— Start of RECORDS FOR THE TASK —
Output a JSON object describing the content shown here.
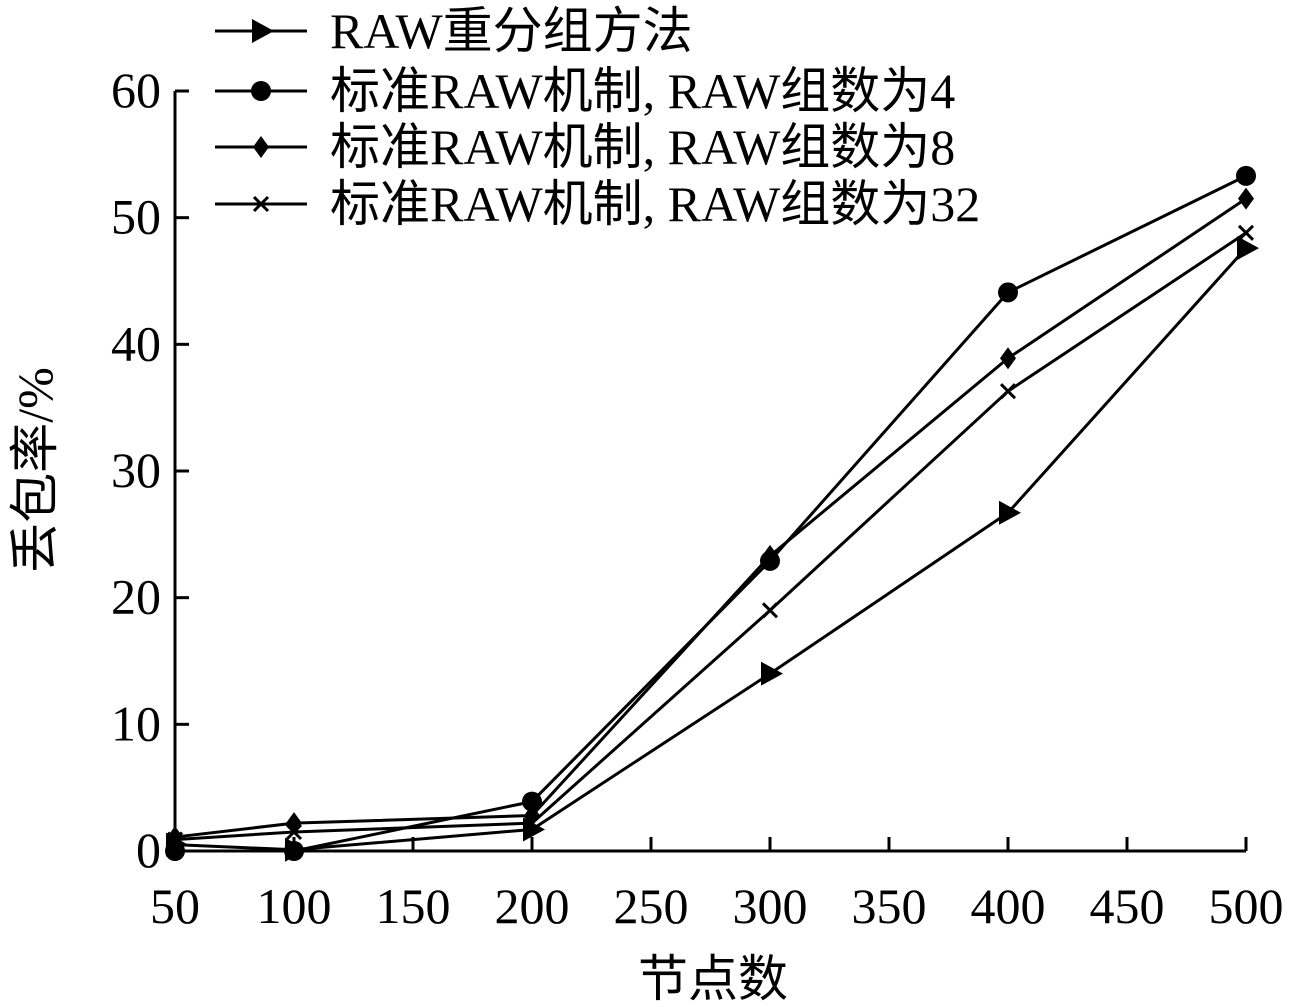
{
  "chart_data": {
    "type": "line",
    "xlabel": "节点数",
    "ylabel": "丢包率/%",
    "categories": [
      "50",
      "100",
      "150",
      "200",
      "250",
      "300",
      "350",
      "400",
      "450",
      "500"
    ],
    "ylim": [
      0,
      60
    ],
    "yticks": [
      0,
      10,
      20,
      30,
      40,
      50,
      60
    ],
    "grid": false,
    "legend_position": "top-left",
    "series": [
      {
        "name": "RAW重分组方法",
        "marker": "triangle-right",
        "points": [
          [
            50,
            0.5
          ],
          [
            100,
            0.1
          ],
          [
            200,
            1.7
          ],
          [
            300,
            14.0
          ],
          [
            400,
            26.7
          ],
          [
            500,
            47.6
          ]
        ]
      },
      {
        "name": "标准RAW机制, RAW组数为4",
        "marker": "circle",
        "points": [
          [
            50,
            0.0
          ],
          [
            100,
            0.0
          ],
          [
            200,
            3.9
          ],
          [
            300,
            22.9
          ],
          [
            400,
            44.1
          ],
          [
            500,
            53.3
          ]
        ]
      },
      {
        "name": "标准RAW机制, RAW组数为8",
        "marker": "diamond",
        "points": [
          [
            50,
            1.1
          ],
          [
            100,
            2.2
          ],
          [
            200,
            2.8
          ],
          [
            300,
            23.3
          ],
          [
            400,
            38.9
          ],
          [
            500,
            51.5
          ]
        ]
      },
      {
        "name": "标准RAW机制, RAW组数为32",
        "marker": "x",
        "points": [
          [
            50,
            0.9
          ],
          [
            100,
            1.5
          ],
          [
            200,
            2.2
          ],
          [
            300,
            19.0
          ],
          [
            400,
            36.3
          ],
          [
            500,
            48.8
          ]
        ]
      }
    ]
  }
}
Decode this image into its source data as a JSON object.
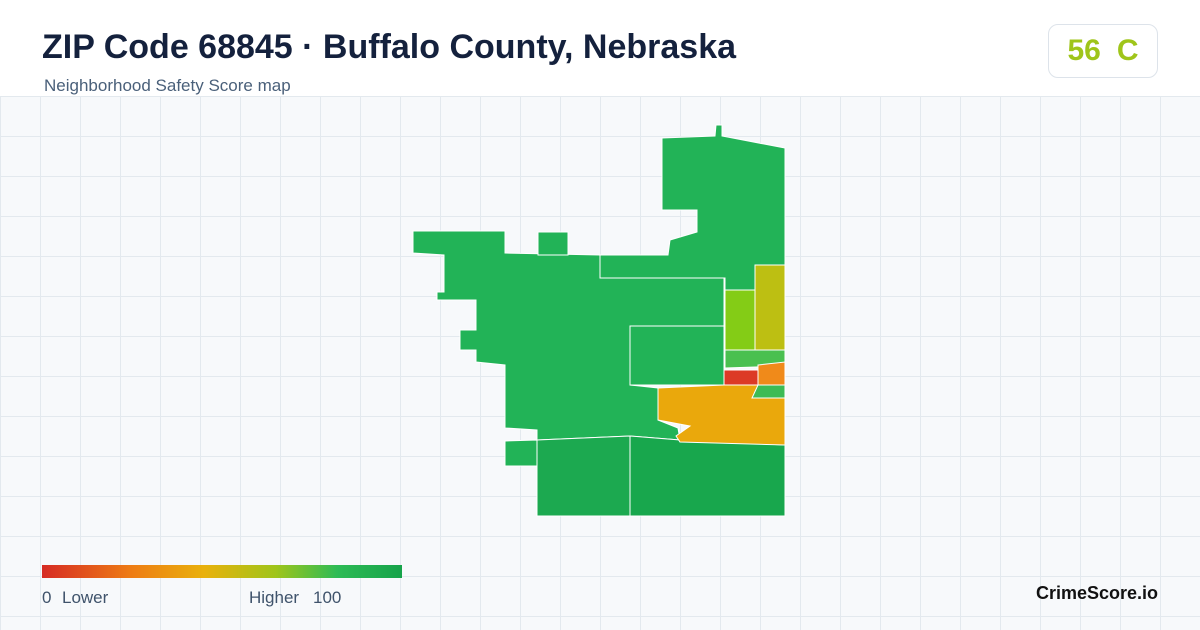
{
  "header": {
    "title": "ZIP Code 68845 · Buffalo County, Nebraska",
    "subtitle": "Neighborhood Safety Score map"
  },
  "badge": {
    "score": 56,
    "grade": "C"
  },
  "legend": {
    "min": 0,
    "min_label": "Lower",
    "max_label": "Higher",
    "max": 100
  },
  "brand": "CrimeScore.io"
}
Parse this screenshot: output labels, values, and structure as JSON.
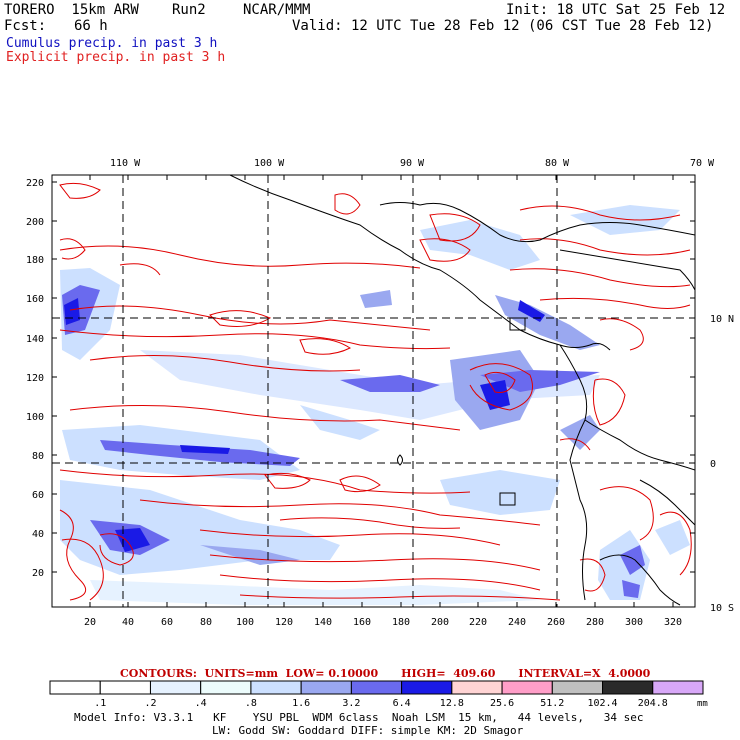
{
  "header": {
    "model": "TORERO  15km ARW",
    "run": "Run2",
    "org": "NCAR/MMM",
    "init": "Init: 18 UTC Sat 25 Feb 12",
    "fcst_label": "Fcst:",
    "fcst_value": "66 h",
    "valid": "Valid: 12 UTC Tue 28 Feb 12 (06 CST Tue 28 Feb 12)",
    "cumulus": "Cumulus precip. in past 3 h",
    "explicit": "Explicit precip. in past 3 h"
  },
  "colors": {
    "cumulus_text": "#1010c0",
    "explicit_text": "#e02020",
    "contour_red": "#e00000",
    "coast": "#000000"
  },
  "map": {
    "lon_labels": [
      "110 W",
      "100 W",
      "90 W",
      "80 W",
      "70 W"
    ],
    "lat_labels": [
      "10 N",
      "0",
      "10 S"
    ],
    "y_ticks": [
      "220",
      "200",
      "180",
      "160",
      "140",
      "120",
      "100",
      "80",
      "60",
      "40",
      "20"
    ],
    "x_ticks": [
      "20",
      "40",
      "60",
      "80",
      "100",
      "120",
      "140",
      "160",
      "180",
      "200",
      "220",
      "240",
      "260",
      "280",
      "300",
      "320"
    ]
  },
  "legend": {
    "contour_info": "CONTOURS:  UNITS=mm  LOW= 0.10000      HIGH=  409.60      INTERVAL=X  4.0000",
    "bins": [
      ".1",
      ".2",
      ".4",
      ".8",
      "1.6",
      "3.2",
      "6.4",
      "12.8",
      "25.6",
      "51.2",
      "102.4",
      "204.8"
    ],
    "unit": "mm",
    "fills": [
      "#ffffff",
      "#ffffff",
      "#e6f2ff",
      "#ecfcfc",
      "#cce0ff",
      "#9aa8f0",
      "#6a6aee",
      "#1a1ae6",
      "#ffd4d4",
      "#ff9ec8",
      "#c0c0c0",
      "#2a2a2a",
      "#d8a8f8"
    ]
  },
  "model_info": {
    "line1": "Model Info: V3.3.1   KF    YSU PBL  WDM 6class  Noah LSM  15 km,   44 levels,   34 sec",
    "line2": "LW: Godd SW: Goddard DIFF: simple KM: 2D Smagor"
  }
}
— End of RECORDS FOR THE TASK —
WRITTEN TASK -
From the material above, reproduce everything verbatim except the pictures.

COMPLETED EXERCISE -
Output a JSON object describing the content shown here.
{
  "chart_data": {
    "type": "line",
    "xlabel": "节点数",
    "ylabel": "丢包率/%",
    "categories": [
      "50",
      "100",
      "150",
      "200",
      "250",
      "300",
      "350",
      "400",
      "450",
      "500"
    ],
    "ylim": [
      0,
      60
    ],
    "yticks": [
      0,
      10,
      20,
      30,
      40,
      50,
      60
    ],
    "grid": false,
    "legend_position": "top-left",
    "series": [
      {
        "name": "RAW重分组方法",
        "marker": "triangle-right",
        "points": [
          [
            50,
            0.5
          ],
          [
            100,
            0.1
          ],
          [
            200,
            1.7
          ],
          [
            300,
            14.0
          ],
          [
            400,
            26.7
          ],
          [
            500,
            47.6
          ]
        ]
      },
      {
        "name": "标准RAW机制, RAW组数为4",
        "marker": "circle",
        "points": [
          [
            50,
            0.0
          ],
          [
            100,
            0.0
          ],
          [
            200,
            3.9
          ],
          [
            300,
            22.9
          ],
          [
            400,
            44.1
          ],
          [
            500,
            53.3
          ]
        ]
      },
      {
        "name": "标准RAW机制, RAW组数为8",
        "marker": "diamond",
        "points": [
          [
            50,
            1.1
          ],
          [
            100,
            2.2
          ],
          [
            200,
            2.8
          ],
          [
            300,
            23.3
          ],
          [
            400,
            38.9
          ],
          [
            500,
            51.5
          ]
        ]
      },
      {
        "name": "标准RAW机制, RAW组数为32",
        "marker": "x",
        "points": [
          [
            50,
            0.9
          ],
          [
            100,
            1.5
          ],
          [
            200,
            2.2
          ],
          [
            300,
            19.0
          ],
          [
            400,
            36.3
          ],
          [
            500,
            48.8
          ]
        ]
      }
    ]
  }
}
Decode this image into its source data as a JSON object.
{
  "header": {
    "title": "ZIP Code 68845 · Buffalo County, Nebraska",
    "subtitle": "Neighborhood Safety Score map"
  },
  "badge": {
    "score": 56,
    "grade": "C"
  },
  "legend": {
    "min": 0,
    "min_label": "Lower",
    "max_label": "Higher",
    "max": 100
  },
  "brand": "CrimeScore.io"
}
Parse this screenshot: output labels, values, and structure as JSON.
{
  "header": {
    "model": "TORERO  15km ARW",
    "run": "Run2",
    "org": "NCAR/MMM",
    "init": "Init: 18 UTC Sat 25 Feb 12",
    "fcst_label": "Fcst:",
    "fcst_value": "66 h",
    "valid": "Valid: 12 UTC Tue 28 Feb 12 (06 CST Tue 28 Feb 12)",
    "cumulus": "Cumulus precip. in past 3 h",
    "explicit": "Explicit precip. in past 3 h"
  },
  "colors": {
    "cumulus_text": "#1010c0",
    "explicit_text": "#e02020",
    "contour_red": "#e00000",
    "coast": "#000000"
  },
  "map": {
    "lon_labels": [
      "110 W",
      "100 W",
      "90 W",
      "80 W",
      "70 W"
    ],
    "lat_labels": [
      "10 N",
      "0",
      "10 S"
    ],
    "y_ticks": [
      "220",
      "200",
      "180",
      "160",
      "140",
      "120",
      "100",
      "80",
      "60",
      "40",
      "20"
    ],
    "x_ticks": [
      "20",
      "40",
      "60",
      "80",
      "100",
      "120",
      "140",
      "160",
      "180",
      "200",
      "220",
      "240",
      "260",
      "280",
      "300",
      "320"
    ]
  },
  "legend": {
    "contour_info": "CONTOURS:  UNITS=mm  LOW= 0.10000      HIGH=  409.60      INTERVAL=X  4.0000",
    "bins": [
      ".1",
      ".2",
      ".4",
      ".8",
      "1.6",
      "3.2",
      "6.4",
      "12.8",
      "25.6",
      "51.2",
      "102.4",
      "204.8"
    ],
    "unit": "mm",
    "fills": [
      "#ffffff",
      "#ffffff",
      "#e6f2ff",
      "#ecfcfc",
      "#cce0ff",
      "#9aa8f0",
      "#6a6aee",
      "#1a1ae6",
      "#ffd4d4",
      "#ff9ec8",
      "#c0c0c0",
      "#2a2a2a",
      "#d8a8f8"
    ]
  },
  "model_info": {
    "line1": "Model Info: V3.3.1   KF    YSU PBL  WDM 6class  Noah LSM  15 km,   44 levels,   34 sec",
    "line2": "LW: Godd SW: Goddard DIFF: simple KM: 2D Smagor"
  }
}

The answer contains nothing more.